(Figure dataset records)

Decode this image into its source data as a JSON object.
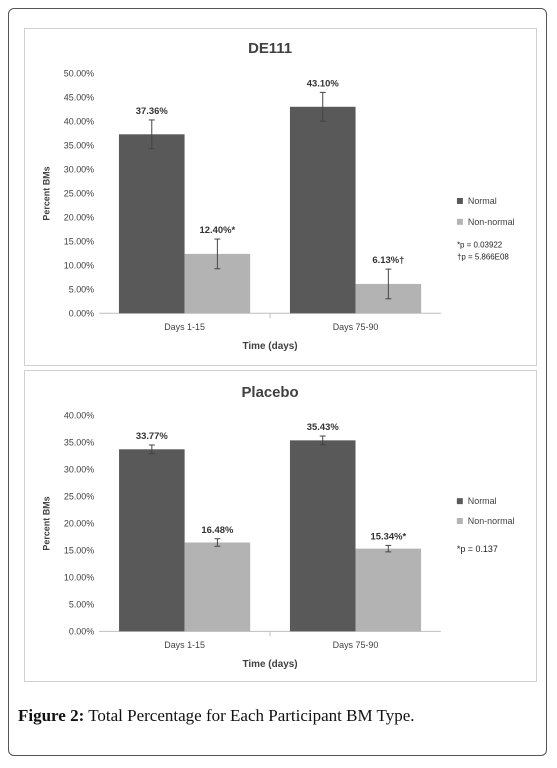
{
  "caption": {
    "label": "Figure 2:",
    "text": " Total Percentage for Each Participant BM Type."
  },
  "colors": {
    "normal": "#595959",
    "nonnormal": "#b3b3b3",
    "axis": "#bfbfbf",
    "text": "#404040"
  },
  "chart_data": [
    {
      "type": "bar",
      "title": "DE111",
      "xlabel": "Time (days)",
      "ylabel": "Percent BMs",
      "categories": [
        "Days 1-15",
        "Days 75-90"
      ],
      "ylim": [
        0,
        50
      ],
      "yticks": [
        "0.00%",
        "5.00%",
        "10.00%",
        "15.00%",
        "20.00%",
        "25.00%",
        "30.00%",
        "35.00%",
        "40.00%",
        "45.00%",
        "50.00%"
      ],
      "grid": false,
      "legend_position": "right",
      "series": [
        {
          "name": "Normal",
          "values": [
            37.36,
            43.1
          ],
          "errors": [
            3.0,
            3.0
          ],
          "labels": [
            "37.36%",
            "43.10%"
          ]
        },
        {
          "name": "Non-normal",
          "values": [
            12.4,
            6.13
          ],
          "errors": [
            3.1,
            3.1
          ],
          "labels": [
            "12.40%*",
            "6.13%†"
          ]
        }
      ],
      "notes": [
        "*p = 0.03922",
        "†p = 5.866E08"
      ]
    },
    {
      "type": "bar",
      "title": "Placebo",
      "xlabel": "Time (days)",
      "ylabel": "Percent BMs",
      "categories": [
        "Days 1-15",
        "Days 75-90"
      ],
      "ylim": [
        0,
        40
      ],
      "yticks": [
        "0.00%",
        "5.00%",
        "10.00%",
        "15.00%",
        "20.00%",
        "25.00%",
        "30.00%",
        "35.00%",
        "40.00%"
      ],
      "grid": false,
      "legend_position": "right",
      "series": [
        {
          "name": "Normal",
          "values": [
            33.77,
            35.43
          ],
          "errors": [
            0.8,
            0.8
          ],
          "labels": [
            "33.77%",
            "35.43%"
          ]
        },
        {
          "name": "Non-normal",
          "values": [
            16.48,
            15.34
          ],
          "errors": [
            0.7,
            0.6
          ],
          "labels": [
            "16.48%",
            "15.34%*"
          ]
        }
      ],
      "notes": [
        "*p = 0.137"
      ]
    }
  ]
}
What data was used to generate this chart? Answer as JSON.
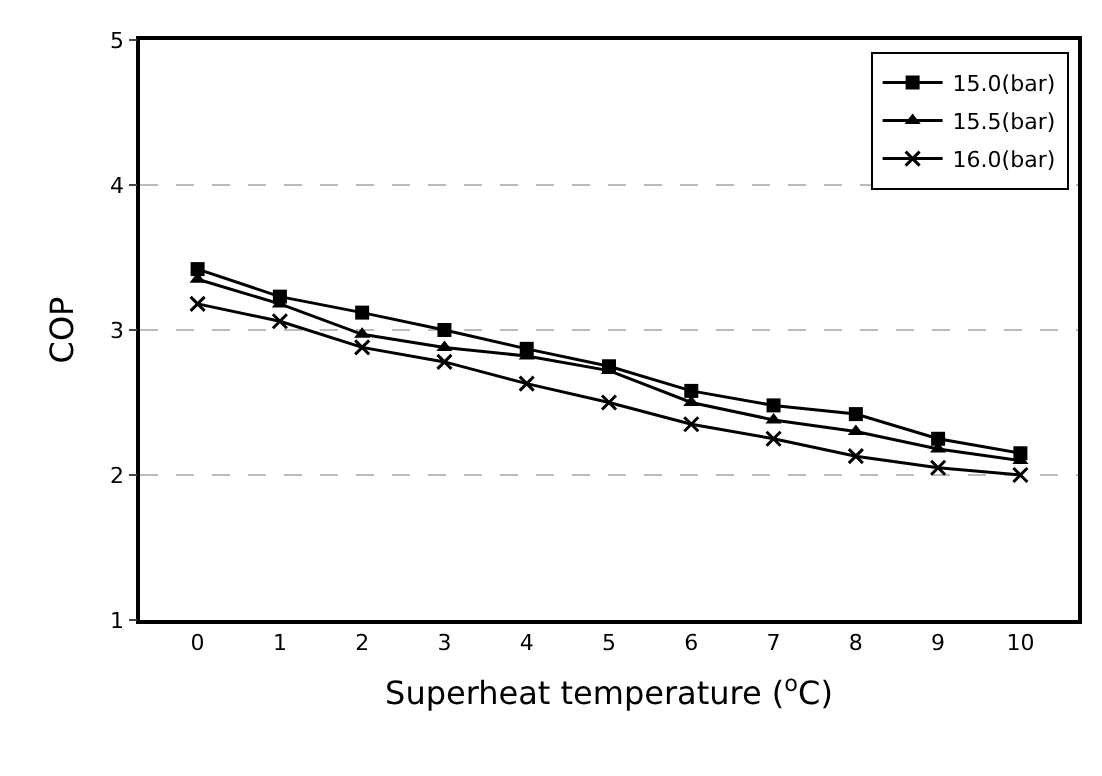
{
  "chart_data": {
    "type": "line",
    "xlabel": "Superheat temperature ($^{o}$C)",
    "ylabel": "COP",
    "x": [
      0,
      1,
      2,
      3,
      4,
      5,
      6,
      7,
      8,
      9,
      10
    ],
    "xlim": [
      -0.7,
      10.7
    ],
    "xticks": [
      0,
      1,
      2,
      3,
      4,
      5,
      6,
      7,
      8,
      9,
      10
    ],
    "ylim": [
      1,
      5
    ],
    "yticks": [
      1,
      2,
      3,
      4,
      5
    ],
    "grid": "y",
    "legend": "top right",
    "line_style": "solid",
    "series": [
      {
        "name": "15.0(bar)",
        "color": "#000000",
        "marker": "square",
        "values": [
          3.42,
          3.23,
          3.12,
          3.0,
          2.87,
          2.75,
          2.58,
          2.48,
          2.42,
          2.25,
          2.15
        ]
      },
      {
        "name": "15.5(bar)",
        "color": "#000000",
        "marker": "triangle",
        "values": [
          3.35,
          3.18,
          2.97,
          2.88,
          2.82,
          2.72,
          2.5,
          2.38,
          2.3,
          2.18,
          2.1
        ]
      },
      {
        "name": "16.0(bar)",
        "color": "#000000",
        "marker": "cross",
        "values": [
          3.18,
          3.06,
          2.88,
          2.78,
          2.63,
          2.5,
          2.35,
          2.25,
          2.13,
          2.05,
          2.0
        ]
      }
    ]
  }
}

__WRITTEN EXERCISE__: Look through the entries above; copy each line where the string "name" appears.

__FINISHED TASK__:
          "name": "Normal",
          "name": "Non-normal",
          "name": "Normal",
          "name": "Non-normal",
        "name": "15.0(bar)",
        "name": "15.5(bar)",
        "name": "16.0(bar)",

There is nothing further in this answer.